= Task description =
The answer must restate every entry exactly as it appears.

= Dataset extract =
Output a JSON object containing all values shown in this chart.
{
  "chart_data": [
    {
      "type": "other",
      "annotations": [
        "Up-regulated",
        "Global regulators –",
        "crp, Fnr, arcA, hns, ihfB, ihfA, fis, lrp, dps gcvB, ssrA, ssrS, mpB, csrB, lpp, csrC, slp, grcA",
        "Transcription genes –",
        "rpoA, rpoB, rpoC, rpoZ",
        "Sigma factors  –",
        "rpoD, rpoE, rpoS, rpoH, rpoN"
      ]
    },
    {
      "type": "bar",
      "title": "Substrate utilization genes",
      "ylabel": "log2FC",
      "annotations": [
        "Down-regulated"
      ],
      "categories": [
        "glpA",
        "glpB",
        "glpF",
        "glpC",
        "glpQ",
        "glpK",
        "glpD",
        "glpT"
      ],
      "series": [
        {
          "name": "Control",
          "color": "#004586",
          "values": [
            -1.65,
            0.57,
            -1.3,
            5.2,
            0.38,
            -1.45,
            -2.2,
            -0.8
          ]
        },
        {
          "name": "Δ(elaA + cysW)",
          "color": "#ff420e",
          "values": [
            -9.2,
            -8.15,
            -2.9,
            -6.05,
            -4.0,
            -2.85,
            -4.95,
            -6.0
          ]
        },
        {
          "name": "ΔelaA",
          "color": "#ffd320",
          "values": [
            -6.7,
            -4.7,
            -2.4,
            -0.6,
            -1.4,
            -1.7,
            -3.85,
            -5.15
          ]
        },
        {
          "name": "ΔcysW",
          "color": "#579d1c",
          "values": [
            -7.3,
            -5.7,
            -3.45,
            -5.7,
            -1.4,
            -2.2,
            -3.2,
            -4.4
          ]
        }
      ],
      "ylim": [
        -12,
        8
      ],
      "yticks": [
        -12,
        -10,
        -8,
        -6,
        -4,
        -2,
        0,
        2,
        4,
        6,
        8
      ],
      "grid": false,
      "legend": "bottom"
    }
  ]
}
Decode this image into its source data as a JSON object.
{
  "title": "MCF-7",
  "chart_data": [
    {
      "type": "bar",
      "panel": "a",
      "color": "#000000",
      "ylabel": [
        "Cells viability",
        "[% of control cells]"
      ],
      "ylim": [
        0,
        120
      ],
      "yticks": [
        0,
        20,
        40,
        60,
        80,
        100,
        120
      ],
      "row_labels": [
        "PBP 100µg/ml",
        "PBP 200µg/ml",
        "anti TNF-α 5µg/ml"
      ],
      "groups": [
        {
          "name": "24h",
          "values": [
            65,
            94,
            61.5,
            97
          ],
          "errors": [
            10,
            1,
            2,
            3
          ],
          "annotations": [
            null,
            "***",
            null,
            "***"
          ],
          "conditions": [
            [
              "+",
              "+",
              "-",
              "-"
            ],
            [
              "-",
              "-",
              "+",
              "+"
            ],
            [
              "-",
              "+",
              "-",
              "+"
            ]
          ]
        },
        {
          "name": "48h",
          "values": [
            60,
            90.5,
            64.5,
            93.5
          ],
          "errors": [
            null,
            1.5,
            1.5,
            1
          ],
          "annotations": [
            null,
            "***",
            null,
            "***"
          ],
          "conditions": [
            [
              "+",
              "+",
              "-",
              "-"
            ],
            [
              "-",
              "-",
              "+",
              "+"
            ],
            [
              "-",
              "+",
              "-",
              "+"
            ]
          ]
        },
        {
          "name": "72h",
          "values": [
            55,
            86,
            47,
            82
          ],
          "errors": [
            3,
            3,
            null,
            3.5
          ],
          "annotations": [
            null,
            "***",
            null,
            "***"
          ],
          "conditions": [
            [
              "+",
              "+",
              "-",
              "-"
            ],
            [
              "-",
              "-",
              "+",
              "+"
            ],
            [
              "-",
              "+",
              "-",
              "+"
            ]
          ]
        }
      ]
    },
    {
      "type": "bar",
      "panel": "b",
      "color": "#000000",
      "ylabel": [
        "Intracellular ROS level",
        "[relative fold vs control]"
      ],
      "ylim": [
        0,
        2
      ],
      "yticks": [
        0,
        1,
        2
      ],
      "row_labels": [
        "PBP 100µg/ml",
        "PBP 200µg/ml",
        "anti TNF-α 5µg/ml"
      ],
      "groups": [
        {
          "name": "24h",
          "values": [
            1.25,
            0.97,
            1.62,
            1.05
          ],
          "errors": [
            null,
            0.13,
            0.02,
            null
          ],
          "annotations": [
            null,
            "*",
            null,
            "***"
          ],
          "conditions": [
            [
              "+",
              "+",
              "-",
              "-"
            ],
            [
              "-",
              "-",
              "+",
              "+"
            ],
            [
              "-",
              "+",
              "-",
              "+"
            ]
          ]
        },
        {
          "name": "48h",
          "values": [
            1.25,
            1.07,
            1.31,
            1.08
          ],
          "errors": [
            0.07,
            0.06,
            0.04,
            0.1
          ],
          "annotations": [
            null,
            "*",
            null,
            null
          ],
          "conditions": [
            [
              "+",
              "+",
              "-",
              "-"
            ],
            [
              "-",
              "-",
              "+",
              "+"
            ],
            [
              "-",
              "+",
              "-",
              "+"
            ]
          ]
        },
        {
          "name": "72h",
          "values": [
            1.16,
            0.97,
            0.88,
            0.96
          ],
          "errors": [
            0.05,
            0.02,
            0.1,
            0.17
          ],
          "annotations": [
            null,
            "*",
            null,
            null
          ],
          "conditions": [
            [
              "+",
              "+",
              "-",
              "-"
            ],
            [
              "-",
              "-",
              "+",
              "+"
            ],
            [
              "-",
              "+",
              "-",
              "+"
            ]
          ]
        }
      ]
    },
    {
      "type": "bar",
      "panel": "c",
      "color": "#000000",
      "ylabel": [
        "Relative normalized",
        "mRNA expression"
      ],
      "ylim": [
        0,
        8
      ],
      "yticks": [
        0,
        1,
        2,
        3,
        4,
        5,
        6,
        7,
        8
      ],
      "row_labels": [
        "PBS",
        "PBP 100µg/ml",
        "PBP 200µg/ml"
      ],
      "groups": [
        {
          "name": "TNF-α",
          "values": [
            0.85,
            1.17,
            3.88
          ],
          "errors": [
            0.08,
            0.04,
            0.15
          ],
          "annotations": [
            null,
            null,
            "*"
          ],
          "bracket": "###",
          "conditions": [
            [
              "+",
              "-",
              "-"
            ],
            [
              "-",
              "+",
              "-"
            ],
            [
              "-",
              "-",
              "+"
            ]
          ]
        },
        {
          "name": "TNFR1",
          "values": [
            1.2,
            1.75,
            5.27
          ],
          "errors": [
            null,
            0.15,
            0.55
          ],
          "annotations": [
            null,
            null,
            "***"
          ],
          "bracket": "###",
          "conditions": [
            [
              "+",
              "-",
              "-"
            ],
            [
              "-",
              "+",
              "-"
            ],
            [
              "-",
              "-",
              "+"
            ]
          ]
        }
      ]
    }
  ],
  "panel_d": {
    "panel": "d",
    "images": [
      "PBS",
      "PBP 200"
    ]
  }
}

= Task solution =
Output a JSON object containing all values shown in this chart.
{
  "chart_data": [
    {
      "type": "other",
      "annotations": [
        "Up-regulated",
        "Global regulators –",
        "crp, Fnr, arcA, hns, ihfB, ihfA, fis, lrp, dps gcvB, ssrA, ssrS, mpB, csrB, lpp, csrC, slp, grcA",
        "Transcription genes –",
        "rpoA, rpoB, rpoC, rpoZ",
        "Sigma factors  –",
        "rpoD, rpoE, rpoS, rpoH, rpoN"
      ]
    },
    {
      "type": "bar",
      "title": "Substrate utilization genes",
      "ylabel": "log2FC",
      "annotations": [
        "Down-regulated"
      ],
      "categories": [
        "glpA",
        "glpB",
        "glpF",
        "glpC",
        "glpQ",
        "glpK",
        "glpD",
        "glpT"
      ],
      "series": [
        {
          "name": "Control",
          "color": "#004586",
          "values": [
            -1.65,
            0.57,
            -1.3,
            5.2,
            0.38,
            -1.45,
            -2.2,
            -0.8
          ]
        },
        {
          "name": "Δ(elaA + cysW)",
          "color": "#ff420e",
          "values": [
            -9.2,
            -8.15,
            -2.9,
            -6.05,
            -4.0,
            -2.85,
            -4.95,
            -6.0
          ]
        },
        {
          "name": "ΔelaA",
          "color": "#ffd320",
          "values": [
            -6.7,
            -4.7,
            -2.4,
            -0.6,
            -1.4,
            -1.7,
            -3.85,
            -5.15
          ]
        },
        {
          "name": "ΔcysW",
          "color": "#579d1c",
          "values": [
            -7.3,
            -5.7,
            -3.45,
            -5.7,
            -1.4,
            -2.2,
            -3.2,
            -4.4
          ]
        }
      ],
      "ylim": [
        -12,
        8
      ],
      "yticks": [
        -12,
        -10,
        -8,
        -6,
        -4,
        -2,
        0,
        2,
        4,
        6,
        8
      ],
      "grid": false,
      "legend": "bottom"
    }
  ]
}
Decode this image into its source data as a JSON object.
{
  "title": "MCF-7",
  "chart_data": [
    {
      "type": "bar",
      "panel": "a",
      "color": "#000000",
      "ylabel": [
        "Cells viability",
        "[% of control cells]"
      ],
      "ylim": [
        0,
        120
      ],
      "yticks": [
        0,
        20,
        40,
        60,
        80,
        100,
        120
      ],
      "row_labels": [
        "PBP 100µg/ml",
        "PBP 200µg/ml",
        "anti TNF-α 5µg/ml"
      ],
      "groups": [
        {
          "name": "24h",
          "values": [
            65,
            94,
            61.5,
            97
          ],
          "errors": [
            10,
            1,
            2,
            3
          ],
          "annotations": [
            null,
            "***",
            null,
            "***"
          ],
          "conditions": [
            [
              "+",
              "+",
              "-",
              "-"
            ],
            [
              "-",
              "-",
              "+",
              "+"
            ],
            [
              "-",
              "+",
              "-",
              "+"
            ]
          ]
        },
        {
          "name": "48h",
          "values": [
            60,
            90.5,
            64.5,
            93.5
          ],
          "errors": [
            null,
            1.5,
            1.5,
            1
          ],
          "annotations": [
            null,
            "***",
            null,
            "***"
          ],
          "conditions": [
            [
              "+",
              "+",
              "-",
              "-"
            ],
            [
              "-",
              "-",
              "+",
              "+"
            ],
            [
              "-",
              "+",
              "-",
              "+"
            ]
          ]
        },
        {
          "name": "72h",
          "values": [
            55,
            86,
            47,
            82
          ],
          "errors": [
            3,
            3,
            null,
            3.5
          ],
          "annotations": [
            null,
            "***",
            null,
            "***"
          ],
          "conditions": [
            [
              "+",
              "+",
              "-",
              "-"
            ],
            [
              "-",
              "-",
              "+",
              "+"
            ],
            [
              "-",
              "+",
              "-",
              "+"
            ]
          ]
        }
      ]
    },
    {
      "type": "bar",
      "panel": "b",
      "color": "#000000",
      "ylabel": [
        "Intracellular ROS level",
        "[relative fold vs control]"
      ],
      "ylim": [
        0,
        2
      ],
      "yticks": [
        0,
        1,
        2
      ],
      "row_labels": [
        "PBP 100µg/ml",
        "PBP 200µg/ml",
        "anti TNF-α 5µg/ml"
      ],
      "groups": [
        {
          "name": "24h",
          "values": [
            1.25,
            0.97,
            1.62,
            1.05
          ],
          "errors": [
            null,
            0.13,
            0.02,
            null
          ],
          "annotations": [
            null,
            "*",
            null,
            "***"
          ],
          "conditions": [
            [
              "+",
              "+",
              "-",
              "-"
            ],
            [
              "-",
              "-",
              "+",
              "+"
            ],
            [
              "-",
              "+",
              "-",
              "+"
            ]
          ]
        },
        {
          "name": "48h",
          "values": [
            1.25,
            1.07,
            1.31,
            1.08
          ],
          "errors": [
            0.07,
            0.06,
            0.04,
            0.1
          ],
          "annotations": [
            null,
            "*",
            null,
            null
          ],
          "conditions": [
            [
              "+",
              "+",
              "-",
              "-"
            ],
            [
              "-",
              "-",
              "+",
              "+"
            ],
            [
              "-",
              "+",
              "-",
              "+"
            ]
          ]
        },
        {
          "name": "72h",
          "values": [
            1.16,
            0.97,
            0.88,
            0.96
          ],
          "errors": [
            0.05,
            0.02,
            0.1,
            0.17
          ],
          "annotations": [
            null,
            "*",
            null,
            null
          ],
          "conditions": [
            [
              "+",
              "+",
              "-",
              "-"
            ],
            [
              "-",
              "-",
              "+",
              "+"
            ],
            [
              "-",
              "+",
              "-",
              "+"
            ]
          ]
        }
      ]
    },
    {
      "type": "bar",
      "panel": "c",
      "color": "#000000",
      "ylabel": [
        "Relative normalized",
        "mRNA expression"
      ],
      "ylim": [
        0,
        8
      ],
      "yticks": [
        0,
        1,
        2,
        3,
        4,
        5,
        6,
        7,
        8
      ],
      "row_labels": [
        "PBS",
        "PBP 100µg/ml",
        "PBP 200µg/ml"
      ],
      "groups": [
        {
          "name": "TNF-α",
          "values": [
            0.85,
            1.17,
            3.88
          ],
          "errors": [
            0.08,
            0.04,
            0.15
          ],
          "annotations": [
            null,
            null,
            "*"
          ],
          "bracket": "###",
          "conditions": [
            [
              "+",
              "-",
              "-"
            ],
            [
              "-",
              "+",
              "-"
            ],
            [
              "-",
              "-",
              "+"
            ]
          ]
        },
        {
          "name": "TNFR1",
          "values": [
            1.2,
            1.75,
            5.27
          ],
          "errors": [
            null,
            0.15,
            0.55
          ],
          "annotations": [
            null,
            null,
            "***"
          ],
          "bracket": "###",
          "conditions": [
            [
              "+",
              "-",
              "-"
            ],
            [
              "-",
              "+",
              "-"
            ],
            [
              "-",
              "-",
              "+"
            ]
          ]
        }
      ]
    }
  ],
  "panel_d": {
    "panel": "d",
    "images": [
      "PBS",
      "PBP 200"
    ]
  }
}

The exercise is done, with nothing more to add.